>> begin Material for this task

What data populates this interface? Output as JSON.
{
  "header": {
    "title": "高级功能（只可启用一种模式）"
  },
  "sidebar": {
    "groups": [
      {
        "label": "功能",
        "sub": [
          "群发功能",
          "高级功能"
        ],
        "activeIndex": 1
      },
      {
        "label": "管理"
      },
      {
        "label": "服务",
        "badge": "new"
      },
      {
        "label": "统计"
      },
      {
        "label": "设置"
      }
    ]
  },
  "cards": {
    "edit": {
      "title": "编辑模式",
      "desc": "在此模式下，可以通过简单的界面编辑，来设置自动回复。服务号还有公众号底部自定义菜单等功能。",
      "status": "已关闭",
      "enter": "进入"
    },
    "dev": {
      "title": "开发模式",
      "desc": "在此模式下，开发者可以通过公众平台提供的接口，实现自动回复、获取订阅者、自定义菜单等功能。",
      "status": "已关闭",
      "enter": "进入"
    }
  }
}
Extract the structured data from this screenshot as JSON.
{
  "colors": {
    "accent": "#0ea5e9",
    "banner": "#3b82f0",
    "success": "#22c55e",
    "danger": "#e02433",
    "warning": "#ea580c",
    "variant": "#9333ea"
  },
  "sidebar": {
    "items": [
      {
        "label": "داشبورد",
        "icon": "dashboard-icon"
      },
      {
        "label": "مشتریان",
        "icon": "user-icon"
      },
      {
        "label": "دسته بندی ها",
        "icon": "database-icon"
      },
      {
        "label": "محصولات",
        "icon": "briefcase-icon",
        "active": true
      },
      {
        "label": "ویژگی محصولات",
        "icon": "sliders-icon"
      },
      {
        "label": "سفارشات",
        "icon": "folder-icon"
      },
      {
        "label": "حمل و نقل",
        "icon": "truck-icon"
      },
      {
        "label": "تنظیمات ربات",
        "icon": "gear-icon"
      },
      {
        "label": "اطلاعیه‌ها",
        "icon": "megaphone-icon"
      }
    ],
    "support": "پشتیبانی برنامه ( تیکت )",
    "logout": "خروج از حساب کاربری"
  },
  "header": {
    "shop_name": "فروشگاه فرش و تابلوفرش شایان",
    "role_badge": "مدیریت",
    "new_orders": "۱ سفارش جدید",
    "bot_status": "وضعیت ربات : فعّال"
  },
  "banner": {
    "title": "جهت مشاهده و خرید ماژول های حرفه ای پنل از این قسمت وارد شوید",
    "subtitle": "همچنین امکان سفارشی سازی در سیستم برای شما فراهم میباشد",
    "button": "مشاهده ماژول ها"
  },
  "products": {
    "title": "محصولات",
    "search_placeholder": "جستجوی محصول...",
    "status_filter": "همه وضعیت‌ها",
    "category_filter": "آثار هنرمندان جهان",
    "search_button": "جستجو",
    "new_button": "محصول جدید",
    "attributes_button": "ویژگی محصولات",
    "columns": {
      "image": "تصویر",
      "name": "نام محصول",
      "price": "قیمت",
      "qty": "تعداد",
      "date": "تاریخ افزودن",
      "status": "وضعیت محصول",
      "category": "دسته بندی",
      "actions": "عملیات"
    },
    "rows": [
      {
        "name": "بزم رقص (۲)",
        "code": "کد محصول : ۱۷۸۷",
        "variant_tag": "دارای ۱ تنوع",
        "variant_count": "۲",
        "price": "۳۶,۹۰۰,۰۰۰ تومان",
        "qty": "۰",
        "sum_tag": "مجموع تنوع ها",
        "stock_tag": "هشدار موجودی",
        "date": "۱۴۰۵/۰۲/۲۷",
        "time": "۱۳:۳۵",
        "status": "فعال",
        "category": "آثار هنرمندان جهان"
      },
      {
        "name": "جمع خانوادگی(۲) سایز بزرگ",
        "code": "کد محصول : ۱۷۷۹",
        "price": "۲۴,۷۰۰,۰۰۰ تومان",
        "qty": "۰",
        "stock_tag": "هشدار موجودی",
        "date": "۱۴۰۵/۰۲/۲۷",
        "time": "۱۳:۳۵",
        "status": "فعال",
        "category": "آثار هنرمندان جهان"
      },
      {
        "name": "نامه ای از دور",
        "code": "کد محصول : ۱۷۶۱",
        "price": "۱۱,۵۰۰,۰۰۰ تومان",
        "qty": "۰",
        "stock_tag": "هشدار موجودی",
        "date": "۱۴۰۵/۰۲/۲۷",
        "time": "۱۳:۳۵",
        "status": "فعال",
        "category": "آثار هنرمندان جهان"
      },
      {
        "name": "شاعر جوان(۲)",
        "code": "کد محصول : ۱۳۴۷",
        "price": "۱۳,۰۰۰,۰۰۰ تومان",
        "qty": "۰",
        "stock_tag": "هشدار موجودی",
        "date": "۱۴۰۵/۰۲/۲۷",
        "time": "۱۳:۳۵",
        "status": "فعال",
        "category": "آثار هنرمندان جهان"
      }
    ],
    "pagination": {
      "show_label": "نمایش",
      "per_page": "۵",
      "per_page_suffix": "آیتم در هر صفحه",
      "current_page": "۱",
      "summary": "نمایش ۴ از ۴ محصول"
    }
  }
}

>> end Material for this task

→ Task brief
Every line containing the string "تنوع" must be listed.

→ Answer
        "variant_tag": "دارای ۱ تنوع",
        "sum_tag": "مجموع تنوع ها",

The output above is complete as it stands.